_GIVEN EXERCISE_.
Without omitting anything, return the records precisely as given.
** BEGIN THE RECORDS **
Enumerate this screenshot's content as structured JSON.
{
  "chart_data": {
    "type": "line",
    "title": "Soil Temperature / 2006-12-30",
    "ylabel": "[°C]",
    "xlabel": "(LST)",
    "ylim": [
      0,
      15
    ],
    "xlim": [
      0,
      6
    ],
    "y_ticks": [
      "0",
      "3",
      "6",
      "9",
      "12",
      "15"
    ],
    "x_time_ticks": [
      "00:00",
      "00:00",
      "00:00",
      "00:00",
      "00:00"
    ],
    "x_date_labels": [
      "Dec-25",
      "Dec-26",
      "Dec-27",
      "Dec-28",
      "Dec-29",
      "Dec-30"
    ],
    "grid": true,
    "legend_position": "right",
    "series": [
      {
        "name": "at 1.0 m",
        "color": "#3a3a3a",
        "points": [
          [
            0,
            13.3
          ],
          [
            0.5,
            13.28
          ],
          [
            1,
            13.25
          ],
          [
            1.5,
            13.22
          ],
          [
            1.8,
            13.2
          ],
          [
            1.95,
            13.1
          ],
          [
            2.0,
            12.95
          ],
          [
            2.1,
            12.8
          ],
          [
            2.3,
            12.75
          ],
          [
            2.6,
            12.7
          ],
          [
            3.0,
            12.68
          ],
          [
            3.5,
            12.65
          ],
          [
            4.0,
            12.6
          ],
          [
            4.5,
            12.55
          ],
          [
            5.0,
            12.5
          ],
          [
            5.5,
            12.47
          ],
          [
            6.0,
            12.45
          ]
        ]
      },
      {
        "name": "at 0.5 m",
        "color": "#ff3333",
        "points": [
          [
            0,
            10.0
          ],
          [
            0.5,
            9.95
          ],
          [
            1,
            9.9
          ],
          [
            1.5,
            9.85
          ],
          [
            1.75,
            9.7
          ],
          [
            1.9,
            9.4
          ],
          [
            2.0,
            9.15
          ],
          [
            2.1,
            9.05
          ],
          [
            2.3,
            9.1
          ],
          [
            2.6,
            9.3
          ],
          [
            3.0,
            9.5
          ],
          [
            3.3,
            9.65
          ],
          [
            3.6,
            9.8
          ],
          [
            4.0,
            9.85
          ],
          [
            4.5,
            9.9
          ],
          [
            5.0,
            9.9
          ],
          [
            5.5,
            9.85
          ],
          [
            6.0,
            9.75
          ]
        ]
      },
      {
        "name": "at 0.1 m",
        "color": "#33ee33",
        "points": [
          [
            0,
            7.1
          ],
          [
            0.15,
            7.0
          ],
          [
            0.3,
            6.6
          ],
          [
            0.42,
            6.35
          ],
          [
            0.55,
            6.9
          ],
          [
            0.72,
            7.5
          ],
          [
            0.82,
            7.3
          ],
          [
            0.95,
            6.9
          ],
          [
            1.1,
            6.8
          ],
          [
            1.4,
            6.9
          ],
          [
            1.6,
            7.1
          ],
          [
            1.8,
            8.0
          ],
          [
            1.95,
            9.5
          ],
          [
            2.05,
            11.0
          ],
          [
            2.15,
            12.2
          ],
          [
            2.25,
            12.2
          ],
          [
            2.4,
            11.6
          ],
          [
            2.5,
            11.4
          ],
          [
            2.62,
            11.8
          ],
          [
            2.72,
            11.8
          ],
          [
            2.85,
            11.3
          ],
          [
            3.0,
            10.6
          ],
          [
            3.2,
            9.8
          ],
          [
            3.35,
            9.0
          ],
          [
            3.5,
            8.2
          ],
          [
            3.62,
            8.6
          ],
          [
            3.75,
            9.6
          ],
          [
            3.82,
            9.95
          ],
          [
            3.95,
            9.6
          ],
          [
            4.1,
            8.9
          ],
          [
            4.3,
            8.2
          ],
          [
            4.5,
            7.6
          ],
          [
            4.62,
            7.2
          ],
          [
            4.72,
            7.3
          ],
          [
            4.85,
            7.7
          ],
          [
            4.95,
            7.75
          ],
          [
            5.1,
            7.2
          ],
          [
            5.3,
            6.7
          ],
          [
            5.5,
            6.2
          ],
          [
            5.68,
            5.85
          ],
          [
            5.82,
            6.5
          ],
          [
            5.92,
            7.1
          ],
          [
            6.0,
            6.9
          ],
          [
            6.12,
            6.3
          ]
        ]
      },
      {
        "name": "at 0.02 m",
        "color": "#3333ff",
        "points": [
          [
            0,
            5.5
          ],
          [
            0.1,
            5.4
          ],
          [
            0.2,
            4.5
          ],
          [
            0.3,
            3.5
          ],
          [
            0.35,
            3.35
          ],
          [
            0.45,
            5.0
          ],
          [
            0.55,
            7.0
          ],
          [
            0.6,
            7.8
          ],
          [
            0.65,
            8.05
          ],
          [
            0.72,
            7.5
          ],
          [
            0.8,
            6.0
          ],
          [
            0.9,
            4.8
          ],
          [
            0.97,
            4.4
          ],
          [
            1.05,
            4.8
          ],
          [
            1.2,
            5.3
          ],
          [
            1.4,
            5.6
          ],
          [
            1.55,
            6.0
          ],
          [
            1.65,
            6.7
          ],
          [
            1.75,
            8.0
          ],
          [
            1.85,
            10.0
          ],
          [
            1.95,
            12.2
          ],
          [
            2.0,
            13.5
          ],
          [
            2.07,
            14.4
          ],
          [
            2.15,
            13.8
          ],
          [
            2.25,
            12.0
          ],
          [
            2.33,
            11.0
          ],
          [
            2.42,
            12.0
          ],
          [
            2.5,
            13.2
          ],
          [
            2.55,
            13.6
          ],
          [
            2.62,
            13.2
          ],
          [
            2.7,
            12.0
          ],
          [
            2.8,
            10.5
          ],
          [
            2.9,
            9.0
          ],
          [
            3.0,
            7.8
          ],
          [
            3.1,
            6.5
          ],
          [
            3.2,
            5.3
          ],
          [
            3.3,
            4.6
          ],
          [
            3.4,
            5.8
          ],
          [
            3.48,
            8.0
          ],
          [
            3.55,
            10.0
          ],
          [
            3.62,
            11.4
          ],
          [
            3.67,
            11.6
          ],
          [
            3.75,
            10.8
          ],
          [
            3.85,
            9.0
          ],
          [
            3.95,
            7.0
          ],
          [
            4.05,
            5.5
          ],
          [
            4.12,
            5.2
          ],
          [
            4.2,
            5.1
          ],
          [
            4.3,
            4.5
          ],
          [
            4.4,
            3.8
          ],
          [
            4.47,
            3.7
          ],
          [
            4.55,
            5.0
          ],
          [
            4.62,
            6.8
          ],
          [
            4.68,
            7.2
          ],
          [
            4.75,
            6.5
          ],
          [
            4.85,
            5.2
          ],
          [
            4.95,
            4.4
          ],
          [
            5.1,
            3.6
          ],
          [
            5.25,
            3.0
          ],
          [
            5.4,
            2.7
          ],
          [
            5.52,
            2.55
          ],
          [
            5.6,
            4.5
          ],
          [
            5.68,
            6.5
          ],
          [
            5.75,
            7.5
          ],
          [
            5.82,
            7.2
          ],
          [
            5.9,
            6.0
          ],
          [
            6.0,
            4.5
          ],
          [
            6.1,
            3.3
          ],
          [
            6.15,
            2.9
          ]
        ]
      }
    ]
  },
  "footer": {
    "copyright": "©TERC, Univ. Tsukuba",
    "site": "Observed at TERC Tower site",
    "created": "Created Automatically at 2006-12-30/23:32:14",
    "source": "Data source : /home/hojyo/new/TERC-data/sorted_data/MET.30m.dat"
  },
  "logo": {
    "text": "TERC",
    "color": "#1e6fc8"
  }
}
** END THE RECORDS **
_COMPLETED TASK_.
Enumerate this screenshot's content as structured JSON.
{
  "chart_data": {
    "type": "line",
    "title": "Soil Temperature / 2006-12-30",
    "ylabel": "[°C]",
    "xlabel": "(LST)",
    "ylim": [
      0,
      15
    ],
    "xlim": [
      0,
      6
    ],
    "y_ticks": [
      "0",
      "3",
      "6",
      "9",
      "12",
      "15"
    ],
    "x_time_ticks": [
      "00:00",
      "00:00",
      "00:00",
      "00:00",
      "00:00"
    ],
    "x_date_labels": [
      "Dec-25",
      "Dec-26",
      "Dec-27",
      "Dec-28",
      "Dec-29",
      "Dec-30"
    ],
    "grid": true,
    "legend_position": "right",
    "series": [
      {
        "name": "at 1.0 m",
        "color": "#3a3a3a",
        "points": [
          [
            0,
            13.3
          ],
          [
            0.5,
            13.28
          ],
          [
            1,
            13.25
          ],
          [
            1.5,
            13.22
          ],
          [
            1.8,
            13.2
          ],
          [
            1.95,
            13.1
          ],
          [
            2.0,
            12.95
          ],
          [
            2.1,
            12.8
          ],
          [
            2.3,
            12.75
          ],
          [
            2.6,
            12.7
          ],
          [
            3.0,
            12.68
          ],
          [
            3.5,
            12.65
          ],
          [
            4.0,
            12.6
          ],
          [
            4.5,
            12.55
          ],
          [
            5.0,
            12.5
          ],
          [
            5.5,
            12.47
          ],
          [
            6.0,
            12.45
          ]
        ]
      },
      {
        "name": "at 0.5 m",
        "color": "#ff3333",
        "points": [
          [
            0,
            10.0
          ],
          [
            0.5,
            9.95
          ],
          [
            1,
            9.9
          ],
          [
            1.5,
            9.85
          ],
          [
            1.75,
            9.7
          ],
          [
            1.9,
            9.4
          ],
          [
            2.0,
            9.15
          ],
          [
            2.1,
            9.05
          ],
          [
            2.3,
            9.1
          ],
          [
            2.6,
            9.3
          ],
          [
            3.0,
            9.5
          ],
          [
            3.3,
            9.65
          ],
          [
            3.6,
            9.8
          ],
          [
            4.0,
            9.85
          ],
          [
            4.5,
            9.9
          ],
          [
            5.0,
            9.9
          ],
          [
            5.5,
            9.85
          ],
          [
            6.0,
            9.75
          ]
        ]
      },
      {
        "name": "at 0.1 m",
        "color": "#33ee33",
        "points": [
          [
            0,
            7.1
          ],
          [
            0.15,
            7.0
          ],
          [
            0.3,
            6.6
          ],
          [
            0.42,
            6.35
          ],
          [
            0.55,
            6.9
          ],
          [
            0.72,
            7.5
          ],
          [
            0.82,
            7.3
          ],
          [
            0.95,
            6.9
          ],
          [
            1.1,
            6.8
          ],
          [
            1.4,
            6.9
          ],
          [
            1.6,
            7.1
          ],
          [
            1.8,
            8.0
          ],
          [
            1.95,
            9.5
          ],
          [
            2.05,
            11.0
          ],
          [
            2.15,
            12.2
          ],
          [
            2.25,
            12.2
          ],
          [
            2.4,
            11.6
          ],
          [
            2.5,
            11.4
          ],
          [
            2.62,
            11.8
          ],
          [
            2.72,
            11.8
          ],
          [
            2.85,
            11.3
          ],
          [
            3.0,
            10.6
          ],
          [
            3.2,
            9.8
          ],
          [
            3.35,
            9.0
          ],
          [
            3.5,
            8.2
          ],
          [
            3.62,
            8.6
          ],
          [
            3.75,
            9.6
          ],
          [
            3.82,
            9.95
          ],
          [
            3.95,
            9.6
          ],
          [
            4.1,
            8.9
          ],
          [
            4.3,
            8.2
          ],
          [
            4.5,
            7.6
          ],
          [
            4.62,
            7.2
          ],
          [
            4.72,
            7.3
          ],
          [
            4.85,
            7.7
          ],
          [
            4.95,
            7.75
          ],
          [
            5.1,
            7.2
          ],
          [
            5.3,
            6.7
          ],
          [
            5.5,
            6.2
          ],
          [
            5.68,
            5.85
          ],
          [
            5.82,
            6.5
          ],
          [
            5.92,
            7.1
          ],
          [
            6.0,
            6.9
          ],
          [
            6.12,
            6.3
          ]
        ]
      },
      {
        "name": "at 0.02 m",
        "color": "#3333ff",
        "points": [
          [
            0,
            5.5
          ],
          [
            0.1,
            5.4
          ],
          [
            0.2,
            4.5
          ],
          [
            0.3,
            3.5
          ],
          [
            0.35,
            3.35
          ],
          [
            0.45,
            5.0
          ],
          [
            0.55,
            7.0
          ],
          [
            0.6,
            7.8
          ],
          [
            0.65,
            8.05
          ],
          [
            0.72,
            7.5
          ],
          [
            0.8,
            6.0
          ],
          [
            0.9,
            4.8
          ],
          [
            0.97,
            4.4
          ],
          [
            1.05,
            4.8
          ],
          [
            1.2,
            5.3
          ],
          [
            1.4,
            5.6
          ],
          [
            1.55,
            6.0
          ],
          [
            1.65,
            6.7
          ],
          [
            1.75,
            8.0
          ],
          [
            1.85,
            10.0
          ],
          [
            1.95,
            12.2
          ],
          [
            2.0,
            13.5
          ],
          [
            2.07,
            14.4
          ],
          [
            2.15,
            13.8
          ],
          [
            2.25,
            12.0
          ],
          [
            2.33,
            11.0
          ],
          [
            2.42,
            12.0
          ],
          [
            2.5,
            13.2
          ],
          [
            2.55,
            13.6
          ],
          [
            2.62,
            13.2
          ],
          [
            2.7,
            12.0
          ],
          [
            2.8,
            10.5
          ],
          [
            2.9,
            9.0
          ],
          [
            3.0,
            7.8
          ],
          [
            3.1,
            6.5
          ],
          [
            3.2,
            5.3
          ],
          [
            3.3,
            4.6
          ],
          [
            3.4,
            5.8
          ],
          [
            3.48,
            8.0
          ],
          [
            3.55,
            10.0
          ],
          [
            3.62,
            11.4
          ],
          [
            3.67,
            11.6
          ],
          [
            3.75,
            10.8
          ],
          [
            3.85,
            9.0
          ],
          [
            3.95,
            7.0
          ],
          [
            4.05,
            5.5
          ],
          [
            4.12,
            5.2
          ],
          [
            4.2,
            5.1
          ],
          [
            4.3,
            4.5
          ],
          [
            4.4,
            3.8
          ],
          [
            4.47,
            3.7
          ],
          [
            4.55,
            5.0
          ],
          [
            4.62,
            6.8
          ],
          [
            4.68,
            7.2
          ],
          [
            4.75,
            6.5
          ],
          [
            4.85,
            5.2
          ],
          [
            4.95,
            4.4
          ],
          [
            5.1,
            3.6
          ],
          [
            5.25,
            3.0
          ],
          [
            5.4,
            2.7
          ],
          [
            5.52,
            2.55
          ],
          [
            5.6,
            4.5
          ],
          [
            5.68,
            6.5
          ],
          [
            5.75,
            7.5
          ],
          [
            5.82,
            7.2
          ],
          [
            5.9,
            6.0
          ],
          [
            6.0,
            4.5
          ],
          [
            6.1,
            3.3
          ],
          [
            6.15,
            2.9
          ]
        ]
      }
    ]
  },
  "footer": {
    "copyright": "©TERC, Univ. Tsukuba",
    "site": "Observed at TERC Tower site",
    "created": "Created Automatically at 2006-12-30/23:32:14",
    "source": "Data source : /home/hojyo/new/TERC-data/sorted_data/MET.30m.dat"
  },
  "logo": {
    "text": "TERC",
    "color": "#1e6fc8"
  }
}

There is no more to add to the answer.